Dataset items
-.-.-
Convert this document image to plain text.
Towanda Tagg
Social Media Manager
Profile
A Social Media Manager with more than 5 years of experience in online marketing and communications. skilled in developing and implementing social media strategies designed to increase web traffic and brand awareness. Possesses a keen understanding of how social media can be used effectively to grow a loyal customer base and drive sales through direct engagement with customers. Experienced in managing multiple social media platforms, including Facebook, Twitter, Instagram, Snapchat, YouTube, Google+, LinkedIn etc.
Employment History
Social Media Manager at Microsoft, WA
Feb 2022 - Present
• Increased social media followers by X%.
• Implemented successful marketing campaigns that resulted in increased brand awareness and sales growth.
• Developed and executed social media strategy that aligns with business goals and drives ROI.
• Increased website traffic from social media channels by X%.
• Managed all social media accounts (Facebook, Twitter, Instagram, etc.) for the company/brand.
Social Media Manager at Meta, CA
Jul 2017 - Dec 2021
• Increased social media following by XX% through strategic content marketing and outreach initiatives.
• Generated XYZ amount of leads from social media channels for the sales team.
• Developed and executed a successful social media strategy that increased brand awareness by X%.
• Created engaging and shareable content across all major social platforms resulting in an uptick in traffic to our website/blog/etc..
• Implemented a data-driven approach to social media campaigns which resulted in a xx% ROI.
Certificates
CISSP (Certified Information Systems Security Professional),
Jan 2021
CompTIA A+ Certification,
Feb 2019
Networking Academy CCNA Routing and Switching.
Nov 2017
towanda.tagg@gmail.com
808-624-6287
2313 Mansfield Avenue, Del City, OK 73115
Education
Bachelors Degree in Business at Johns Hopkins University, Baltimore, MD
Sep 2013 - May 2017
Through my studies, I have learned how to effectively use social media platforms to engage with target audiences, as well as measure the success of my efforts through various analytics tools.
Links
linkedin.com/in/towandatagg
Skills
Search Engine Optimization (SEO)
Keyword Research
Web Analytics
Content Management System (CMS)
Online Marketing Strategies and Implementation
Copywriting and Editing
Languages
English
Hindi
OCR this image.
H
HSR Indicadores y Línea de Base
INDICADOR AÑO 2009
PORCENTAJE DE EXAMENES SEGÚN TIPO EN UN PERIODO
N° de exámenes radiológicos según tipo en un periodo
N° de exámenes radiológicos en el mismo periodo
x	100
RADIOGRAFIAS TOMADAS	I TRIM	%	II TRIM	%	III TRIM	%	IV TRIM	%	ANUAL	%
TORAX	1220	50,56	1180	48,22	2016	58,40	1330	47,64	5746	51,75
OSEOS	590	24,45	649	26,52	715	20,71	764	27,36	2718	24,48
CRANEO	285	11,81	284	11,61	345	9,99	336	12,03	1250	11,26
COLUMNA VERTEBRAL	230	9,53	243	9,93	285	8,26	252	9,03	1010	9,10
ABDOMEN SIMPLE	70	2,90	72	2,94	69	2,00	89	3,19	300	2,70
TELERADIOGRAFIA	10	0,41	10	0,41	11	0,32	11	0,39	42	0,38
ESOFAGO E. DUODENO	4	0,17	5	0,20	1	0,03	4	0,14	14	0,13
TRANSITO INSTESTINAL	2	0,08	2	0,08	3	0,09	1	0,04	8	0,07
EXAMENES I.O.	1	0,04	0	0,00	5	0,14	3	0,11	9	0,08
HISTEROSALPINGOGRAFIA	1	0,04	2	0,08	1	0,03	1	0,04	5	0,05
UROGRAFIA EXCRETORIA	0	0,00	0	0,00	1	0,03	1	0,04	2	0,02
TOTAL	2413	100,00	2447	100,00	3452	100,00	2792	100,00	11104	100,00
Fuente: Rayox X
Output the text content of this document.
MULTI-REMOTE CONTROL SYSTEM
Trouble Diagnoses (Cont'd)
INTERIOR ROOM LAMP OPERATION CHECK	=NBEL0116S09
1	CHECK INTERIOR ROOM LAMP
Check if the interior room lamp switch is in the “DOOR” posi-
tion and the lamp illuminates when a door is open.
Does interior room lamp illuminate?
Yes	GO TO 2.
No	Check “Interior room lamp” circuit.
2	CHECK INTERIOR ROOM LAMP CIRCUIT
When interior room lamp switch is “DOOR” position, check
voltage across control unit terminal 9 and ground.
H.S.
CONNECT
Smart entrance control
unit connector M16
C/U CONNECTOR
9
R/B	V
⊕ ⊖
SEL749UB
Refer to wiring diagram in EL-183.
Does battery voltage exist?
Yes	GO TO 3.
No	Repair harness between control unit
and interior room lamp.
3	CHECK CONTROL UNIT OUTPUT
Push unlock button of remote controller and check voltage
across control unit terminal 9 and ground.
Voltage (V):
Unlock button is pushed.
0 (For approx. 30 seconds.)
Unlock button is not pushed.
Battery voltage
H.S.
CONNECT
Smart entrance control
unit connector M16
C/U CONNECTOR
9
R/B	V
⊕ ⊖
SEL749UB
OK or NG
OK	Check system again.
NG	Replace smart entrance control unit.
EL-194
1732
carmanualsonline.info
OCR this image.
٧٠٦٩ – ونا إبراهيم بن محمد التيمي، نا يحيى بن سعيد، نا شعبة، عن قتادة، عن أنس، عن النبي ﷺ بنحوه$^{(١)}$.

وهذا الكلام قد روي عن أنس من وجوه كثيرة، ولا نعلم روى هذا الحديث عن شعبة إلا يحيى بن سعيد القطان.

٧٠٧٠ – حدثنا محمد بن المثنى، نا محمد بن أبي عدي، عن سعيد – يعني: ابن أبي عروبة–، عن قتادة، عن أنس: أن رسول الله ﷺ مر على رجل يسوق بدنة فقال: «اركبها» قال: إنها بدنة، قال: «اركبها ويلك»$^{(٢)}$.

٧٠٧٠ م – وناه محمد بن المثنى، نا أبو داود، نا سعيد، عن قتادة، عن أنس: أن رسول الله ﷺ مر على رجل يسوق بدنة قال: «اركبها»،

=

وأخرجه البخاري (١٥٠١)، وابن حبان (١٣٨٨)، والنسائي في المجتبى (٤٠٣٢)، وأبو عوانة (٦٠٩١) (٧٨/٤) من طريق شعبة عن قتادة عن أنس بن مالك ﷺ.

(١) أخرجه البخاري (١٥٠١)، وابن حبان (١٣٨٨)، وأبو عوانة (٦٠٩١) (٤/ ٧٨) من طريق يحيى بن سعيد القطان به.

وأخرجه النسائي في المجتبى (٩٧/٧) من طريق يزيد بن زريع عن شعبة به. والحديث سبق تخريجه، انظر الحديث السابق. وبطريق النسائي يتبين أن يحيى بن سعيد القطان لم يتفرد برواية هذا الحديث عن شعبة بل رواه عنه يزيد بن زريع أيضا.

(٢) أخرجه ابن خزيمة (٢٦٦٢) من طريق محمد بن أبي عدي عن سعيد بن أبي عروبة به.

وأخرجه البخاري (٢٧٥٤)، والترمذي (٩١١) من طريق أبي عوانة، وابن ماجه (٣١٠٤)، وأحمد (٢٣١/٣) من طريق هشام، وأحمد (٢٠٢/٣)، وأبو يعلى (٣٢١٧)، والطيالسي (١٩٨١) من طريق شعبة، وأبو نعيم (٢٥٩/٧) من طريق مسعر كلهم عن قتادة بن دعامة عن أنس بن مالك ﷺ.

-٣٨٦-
-.-.-
> **AIM**:
Copy down the whole of the data above, matching it exactly.

> **ANSWER TO THIS TASK**:
Convert this document image to plain text.
Towanda Tagg
Social Media Manager
Profile
A Social Media Manager with more than 5 years of experience in online marketing and communications. skilled in developing and implementing social media strategies designed to increase web traffic and brand awareness. Possesses a keen understanding of how social media can be used effectively to grow a loyal customer base and drive sales through direct engagement with customers. Experienced in managing multiple social media platforms, including Facebook, Twitter, Instagram, Snapchat, YouTube, Google+, LinkedIn etc.
Employment History
Social Media Manager at Microsoft, WA
Feb 2022 - Present
• Increased social media followers by X%.
• Implemented successful marketing campaigns that resulted in increased brand awareness and sales growth.
• Developed and executed social media strategy that aligns with business goals and drives ROI.
• Increased website traffic from social media channels by X%.
• Managed all social media accounts (Facebook, Twitter, Instagram, etc.) for the company/brand.
Social Media Manager at Meta, CA
Jul 2017 - Dec 2021
• Increased social media following by XX% through strategic content marketing and outreach initiatives.
• Generated XYZ amount of leads from social media channels for the sales team.
• Developed and executed a successful social media strategy that increased brand awareness by X%.
• Created engaging and shareable content across all major social platforms resulting in an uptick in traffic to our website/blog/etc..
• Implemented a data-driven approach to social media campaigns which resulted in a xx% ROI.
Certificates
CISSP (Certified Information Systems Security Professional),
Jan 2021
CompTIA A+ Certification,
Feb 2019
Networking Academy CCNA Routing and Switching.
Nov 2017
towanda.tagg@gmail.com
808-624-6287
2313 Mansfield Avenue, Del City, OK 73115
Education
Bachelors Degree in Business at Johns Hopkins University, Baltimore, MD
Sep 2013 - May 2017
Through my studies, I have learned how to effectively use social media platforms to engage with target audiences, as well as measure the success of my efforts through various analytics tools.
Links
linkedin.com/in/towandatagg
Skills
Search Engine Optimization (SEO)
Keyword Research
Web Analytics
Content Management System (CMS)
Online Marketing Strategies and Implementation
Copywriting and Editing
Languages
English
Hindi
OCR this image.
H
HSR Indicadores y Línea de Base
INDICADOR AÑO 2009
PORCENTAJE DE EXAMENES SEGÚN TIPO EN UN PERIODO
N° de exámenes radiológicos según tipo en un periodo
N° de exámenes radiológicos en el mismo periodo
x	100
RADIOGRAFIAS TOMADAS	I TRIM	%	II TRIM	%	III TRIM	%	IV TRIM	%	ANUAL	%
TORAX	1220	50,56	1180	48,22	2016	58,40	1330	47,64	5746	51,75
OSEOS	590	24,45	649	26,52	715	20,71	764	27,36	2718	24,48
CRANEO	285	11,81	284	11,61	345	9,99	336	12,03	1250	11,26
COLUMNA VERTEBRAL	230	9,53	243	9,93	285	8,26	252	9,03	1010	9,10
ABDOMEN SIMPLE	70	2,90	72	2,94	69	2,00	89	3,19	300	2,70
TELERADIOGRAFIA	10	0,41	10	0,41	11	0,32	11	0,39	42	0,38
ESOFAGO E. DUODENO	4	0,17	5	0,20	1	0,03	4	0,14	14	0,13
TRANSITO INSTESTINAL	2	0,08	2	0,08	3	0,09	1	0,04	8	0,07
EXAMENES I.O.	1	0,04	0	0,00	5	0,14	3	0,11	9	0,08
HISTEROSALPINGOGRAFIA	1	0,04	2	0,08	1	0,03	1	0,04	5	0,05
UROGRAFIA EXCRETORIA	0	0,00	0	0,00	1	0,03	1	0,04	2	0,02
TOTAL	2413	100,00	2447	100,00	3452	100,00	2792	100,00	11104	100,00
Fuente: Rayox X
Output the text content of this document.
MULTI-REMOTE CONTROL SYSTEM
Trouble Diagnoses (Cont'd)
INTERIOR ROOM LAMP OPERATION CHECK	=NBEL0116S09
1	CHECK INTERIOR ROOM LAMP
Check if the interior room lamp switch is in the “DOOR” posi-
tion and the lamp illuminates when a door is open.
Does interior room lamp illuminate?
Yes	GO TO 2.
No	Check “Interior room lamp” circuit.
2	CHECK INTERIOR ROOM LAMP CIRCUIT
When interior room lamp switch is “DOOR” position, check
voltage across control unit terminal 9 and ground.
H.S.
CONNECT
Smart entrance control
unit connector M16
C/U CONNECTOR
9
R/B	V
⊕ ⊖
SEL749UB
Refer to wiring diagram in EL-183.
Does battery voltage exist?
Yes	GO TO 3.
No	Repair harness between control unit
and interior room lamp.
3	CHECK CONTROL UNIT OUTPUT
Push unlock button of remote controller and check voltage
across control unit terminal 9 and ground.
Voltage (V):
Unlock button is pushed.
0 (For approx. 30 seconds.)
Unlock button is not pushed.
Battery voltage
H.S.
CONNECT
Smart entrance control
unit connector M16
C/U CONNECTOR
9
R/B	V
⊕ ⊖
SEL749UB
OK or NG
OK	Check system again.
NG	Replace smart entrance control unit.
EL-194
1732
carmanualsonline.info
OCR this image.
٧٠٦٩ – ونا إبراهيم بن محمد التيمي، نا يحيى بن سعيد، نا شعبة، عن قتادة، عن أنس، عن النبي ﷺ بنحوه$^{(١)}$.

وهذا الكلام قد روي عن أنس من وجوه كثيرة، ولا نعلم روى هذا الحديث عن شعبة إلا يحيى بن سعيد القطان.

٧٠٧٠ – حدثنا محمد بن المثنى، نا محمد بن أبي عدي، عن سعيد – يعني: ابن أبي عروبة–، عن قتادة، عن أنس: أن رسول الله ﷺ مر على رجل يسوق بدنة فقال: «اركبها» قال: إنها بدنة، قال: «اركبها ويلك»$^{(٢)}$.

٧٠٧٠ م – وناه محمد بن المثنى، نا أبو داود، نا سعيد، عن قتادة، عن أنس: أن رسول الله ﷺ مر على رجل يسوق بدنة قال: «اركبها»،

=

وأخرجه البخاري (١٥٠١)، وابن حبان (١٣٨٨)، والنسائي في المجتبى (٤٠٣٢)، وأبو عوانة (٦٠٩١) (٧٨/٤) من طريق شعبة عن قتادة عن أنس بن مالك ﷺ.

(١) أخرجه البخاري (١٥٠١)، وابن حبان (١٣٨٨)، وأبو عوانة (٦٠٩١) (٤/ ٧٨) من طريق يحيى بن سعيد القطان به.

وأخرجه النسائي في المجتبى (٩٧/٧) من طريق يزيد بن زريع عن شعبة به. والحديث سبق تخريجه، انظر الحديث السابق. وبطريق النسائي يتبين أن يحيى بن سعيد القطان لم يتفرد برواية هذا الحديث عن شعبة بل رواه عنه يزيد بن زريع أيضا.

(٢) أخرجه ابن خزيمة (٢٦٦٢) من طريق محمد بن أبي عدي عن سعيد بن أبي عروبة به.

وأخرجه البخاري (٢٧٥٤)، والترمذي (٩١١) من طريق أبي عوانة، وابن ماجه (٣١٠٤)، وأحمد (٢٣١/٣) من طريق هشام، وأحمد (٢٠٢/٣)، وأبو يعلى (٣٢١٧)، والطيالسي (١٩٨١) من طريق شعبة، وأبو نعيم (٢٥٩/٧) من طريق مسعر كلهم عن قتادة بن دعامة عن أنس بن مالك ﷺ.

-٣٨٦-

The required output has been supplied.